◆ **AIM OF THE TASK**: Within the data that follows, how many lines carry the string "的速度逆时针旋转"? Give the number alone.

◆ **DATA SECTION**:
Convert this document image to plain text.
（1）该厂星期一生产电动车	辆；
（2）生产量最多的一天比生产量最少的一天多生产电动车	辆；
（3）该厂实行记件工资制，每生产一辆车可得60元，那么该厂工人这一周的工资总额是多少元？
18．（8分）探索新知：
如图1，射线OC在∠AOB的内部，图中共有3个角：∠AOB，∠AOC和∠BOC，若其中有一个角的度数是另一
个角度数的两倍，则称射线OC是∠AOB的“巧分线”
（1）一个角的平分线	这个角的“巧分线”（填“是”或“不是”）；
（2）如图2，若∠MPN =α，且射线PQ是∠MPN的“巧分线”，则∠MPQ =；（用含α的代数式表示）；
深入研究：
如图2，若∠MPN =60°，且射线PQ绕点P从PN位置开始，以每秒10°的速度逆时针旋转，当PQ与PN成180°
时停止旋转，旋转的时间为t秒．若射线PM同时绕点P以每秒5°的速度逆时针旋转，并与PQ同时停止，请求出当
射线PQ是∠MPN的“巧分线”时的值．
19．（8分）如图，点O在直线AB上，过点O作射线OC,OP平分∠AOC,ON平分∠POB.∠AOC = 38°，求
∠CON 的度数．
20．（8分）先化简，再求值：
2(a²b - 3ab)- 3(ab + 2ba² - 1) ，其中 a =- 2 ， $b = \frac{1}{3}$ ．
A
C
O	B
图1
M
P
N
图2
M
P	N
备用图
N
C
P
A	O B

◆ **WRITTEN RESPONSE**: 2